◆ **Exercise description**:
Every line containing the word "text" needs to be found and copied.

◆ **Raw records**:
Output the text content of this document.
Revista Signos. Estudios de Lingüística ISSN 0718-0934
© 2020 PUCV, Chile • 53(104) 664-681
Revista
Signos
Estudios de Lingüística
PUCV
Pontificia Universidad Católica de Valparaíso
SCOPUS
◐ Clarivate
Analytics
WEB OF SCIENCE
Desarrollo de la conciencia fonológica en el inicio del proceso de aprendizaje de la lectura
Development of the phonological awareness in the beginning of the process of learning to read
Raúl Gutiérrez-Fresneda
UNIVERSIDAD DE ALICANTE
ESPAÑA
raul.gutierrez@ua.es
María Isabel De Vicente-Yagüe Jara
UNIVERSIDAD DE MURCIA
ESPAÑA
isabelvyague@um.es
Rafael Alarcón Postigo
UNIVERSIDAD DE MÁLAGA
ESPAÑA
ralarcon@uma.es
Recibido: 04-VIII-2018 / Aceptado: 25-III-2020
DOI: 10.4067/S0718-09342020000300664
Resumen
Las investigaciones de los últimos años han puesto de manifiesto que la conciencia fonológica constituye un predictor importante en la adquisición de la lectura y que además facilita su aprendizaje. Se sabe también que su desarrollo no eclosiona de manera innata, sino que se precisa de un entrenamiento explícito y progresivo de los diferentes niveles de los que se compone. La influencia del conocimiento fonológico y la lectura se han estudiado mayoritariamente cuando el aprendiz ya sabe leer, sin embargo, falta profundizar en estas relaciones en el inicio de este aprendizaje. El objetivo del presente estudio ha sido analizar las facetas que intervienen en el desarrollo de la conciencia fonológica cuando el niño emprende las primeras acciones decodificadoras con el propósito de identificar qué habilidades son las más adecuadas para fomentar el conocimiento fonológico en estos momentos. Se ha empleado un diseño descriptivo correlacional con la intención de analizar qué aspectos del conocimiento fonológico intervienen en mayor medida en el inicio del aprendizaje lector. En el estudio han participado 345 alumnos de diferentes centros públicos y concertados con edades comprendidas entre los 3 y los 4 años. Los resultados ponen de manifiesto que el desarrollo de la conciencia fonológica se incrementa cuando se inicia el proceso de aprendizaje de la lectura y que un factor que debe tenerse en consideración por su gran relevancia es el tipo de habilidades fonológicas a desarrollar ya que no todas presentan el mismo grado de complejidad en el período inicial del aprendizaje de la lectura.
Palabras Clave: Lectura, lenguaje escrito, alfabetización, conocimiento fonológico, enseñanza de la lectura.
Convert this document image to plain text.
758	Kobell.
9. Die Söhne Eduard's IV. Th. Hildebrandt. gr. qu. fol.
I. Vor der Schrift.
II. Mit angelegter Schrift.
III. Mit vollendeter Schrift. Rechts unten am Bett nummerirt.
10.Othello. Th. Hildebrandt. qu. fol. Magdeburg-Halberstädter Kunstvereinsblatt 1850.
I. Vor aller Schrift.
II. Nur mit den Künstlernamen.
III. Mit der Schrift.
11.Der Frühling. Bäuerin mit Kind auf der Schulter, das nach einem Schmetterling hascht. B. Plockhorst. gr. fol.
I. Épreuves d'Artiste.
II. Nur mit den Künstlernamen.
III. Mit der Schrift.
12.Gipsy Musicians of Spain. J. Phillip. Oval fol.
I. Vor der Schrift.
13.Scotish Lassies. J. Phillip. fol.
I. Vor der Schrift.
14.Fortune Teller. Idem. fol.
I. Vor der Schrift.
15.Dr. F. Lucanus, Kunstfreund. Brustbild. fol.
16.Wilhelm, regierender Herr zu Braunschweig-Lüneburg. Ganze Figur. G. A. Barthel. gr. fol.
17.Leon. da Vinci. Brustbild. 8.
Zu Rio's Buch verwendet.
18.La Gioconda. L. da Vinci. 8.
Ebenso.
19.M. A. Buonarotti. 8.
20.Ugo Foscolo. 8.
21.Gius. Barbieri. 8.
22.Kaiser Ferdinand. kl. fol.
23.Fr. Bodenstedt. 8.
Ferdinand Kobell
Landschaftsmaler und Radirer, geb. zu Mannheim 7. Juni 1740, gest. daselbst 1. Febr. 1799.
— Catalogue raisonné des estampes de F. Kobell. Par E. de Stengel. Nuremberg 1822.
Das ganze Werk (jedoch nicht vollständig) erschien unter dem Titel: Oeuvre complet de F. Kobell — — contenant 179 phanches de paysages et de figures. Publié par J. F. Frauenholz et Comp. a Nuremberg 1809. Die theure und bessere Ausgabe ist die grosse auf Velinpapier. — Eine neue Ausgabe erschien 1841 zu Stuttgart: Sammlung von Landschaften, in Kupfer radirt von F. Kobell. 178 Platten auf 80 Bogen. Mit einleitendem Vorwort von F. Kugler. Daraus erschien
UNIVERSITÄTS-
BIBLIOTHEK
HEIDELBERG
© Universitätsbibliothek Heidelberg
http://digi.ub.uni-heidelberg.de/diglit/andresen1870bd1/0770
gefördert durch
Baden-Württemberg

◆ **Expected output**:
Output the text content of this document.
Convert this document image to plain text.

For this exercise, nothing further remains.